[Task requirements]
Without the images, write out the whole listing exactly.

───── Stored data ─────

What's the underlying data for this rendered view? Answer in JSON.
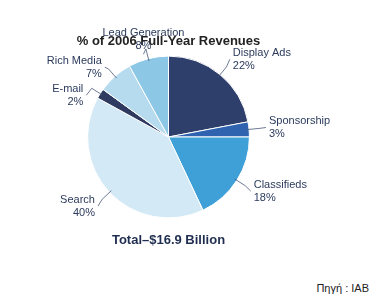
{
  "chart_data": {
    "type": "pie",
    "title": "% of 2006 Full-Year Revenues",
    "subtitle": "Total–$16.9 Billion",
    "source": "Πηγή : IAB",
    "categories": [
      "Display Ads",
      "Sponsorship",
      "Classifieds",
      "Search",
      "E-mail",
      "Rich Media",
      "Lead Generation"
    ],
    "values": [
      22,
      3,
      18,
      40,
      2,
      7,
      8
    ],
    "value_labels": [
      "22%",
      "3%",
      "18%",
      "40%",
      "2%",
      "7%",
      "8%"
    ],
    "colors": [
      "#2e3f6b",
      "#2f63b0",
      "#3fa0d8",
      "#d3e9f6",
      "#2e3a5f",
      "#b6dbef",
      "#8cc7e5"
    ],
    "data_labels": true
  }
}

─────

[Result for this task]
What's the underlying data for this rendered view? Answer in JSON.
{
  "chart_data": {
    "type": "pie",
    "title": "% of 2006 Full-Year Revenues",
    "subtitle": "Total–$16.9 Billion",
    "source": "Πηγή : IAB",
    "categories": [
      "Display Ads",
      "Sponsorship",
      "Classifieds",
      "Search",
      "E-mail",
      "Rich Media",
      "Lead Generation"
    ],
    "values": [
      22,
      3,
      18,
      40,
      2,
      7,
      8
    ],
    "value_labels": [
      "22%",
      "3%",
      "18%",
      "40%",
      "2%",
      "7%",
      "8%"
    ],
    "colors": [
      "#2e3f6b",
      "#2f63b0",
      "#3fa0d8",
      "#d3e9f6",
      "#2e3a5f",
      "#b6dbef",
      "#8cc7e5"
    ],
    "data_labels": true
  }
}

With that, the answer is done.